# Start of GIVEN ENTRIES

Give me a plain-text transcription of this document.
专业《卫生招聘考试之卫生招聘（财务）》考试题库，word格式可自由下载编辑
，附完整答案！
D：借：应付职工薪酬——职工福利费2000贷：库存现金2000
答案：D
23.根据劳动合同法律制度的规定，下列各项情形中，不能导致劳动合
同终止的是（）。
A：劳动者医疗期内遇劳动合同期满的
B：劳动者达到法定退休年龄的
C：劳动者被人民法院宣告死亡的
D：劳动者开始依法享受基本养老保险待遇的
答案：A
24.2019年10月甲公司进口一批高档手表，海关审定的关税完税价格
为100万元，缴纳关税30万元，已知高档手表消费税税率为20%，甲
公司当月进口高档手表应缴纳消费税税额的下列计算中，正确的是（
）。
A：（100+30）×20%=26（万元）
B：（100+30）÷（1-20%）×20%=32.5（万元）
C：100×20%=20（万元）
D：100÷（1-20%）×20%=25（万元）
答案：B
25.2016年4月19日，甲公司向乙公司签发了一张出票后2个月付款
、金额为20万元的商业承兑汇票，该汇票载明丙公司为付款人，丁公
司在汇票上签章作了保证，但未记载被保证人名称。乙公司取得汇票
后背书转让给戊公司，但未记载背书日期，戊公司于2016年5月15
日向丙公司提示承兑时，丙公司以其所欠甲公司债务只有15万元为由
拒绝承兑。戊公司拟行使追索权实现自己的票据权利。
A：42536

# End of GIVEN ENTRIES

WORK TO BE COMPLETED ▸ Retype each record exactly, leaving nothing out.

COMPLETE ANSWER ▸
Give me a plain-text transcription of this document.
专业《卫生招聘考试之卫生招聘（财务）》考试题库，word格式可自由下载编辑
，附完整答案！
D：借：应付职工薪酬——职工福利费2000贷：库存现金2000
答案：D
23.根据劳动合同法律制度的规定，下列各项情形中，不能导致劳动合
同终止的是（）。
A：劳动者医疗期内遇劳动合同期满的
B：劳动者达到法定退休年龄的
C：劳动者被人民法院宣告死亡的
D：劳动者开始依法享受基本养老保险待遇的
答案：A
24.2019年10月甲公司进口一批高档手表，海关审定的关税完税价格
为100万元，缴纳关税30万元，已知高档手表消费税税率为20%，甲
公司当月进口高档手表应缴纳消费税税额的下列计算中，正确的是（
）。
A：（100+30）×20%=26（万元）
B：（100+30）÷（1-20%）×20%=32.5（万元）
C：100×20%=20（万元）
D：100÷（1-20%）×20%=25（万元）
答案：B
25.2016年4月19日，甲公司向乙公司签发了一张出票后2个月付款
、金额为20万元的商业承兑汇票，该汇票载明丙公司为付款人，丁公
司在汇票上签章作了保证，但未记载被保证人名称。乙公司取得汇票
后背书转让给戊公司，但未记载背书日期，戊公司于2016年5月15
日向丙公司提示承兑时，丙公司以其所欠甲公司债务只有15万元为由
拒绝承兑。戊公司拟行使追索权实现自己的票据权利。
A：42536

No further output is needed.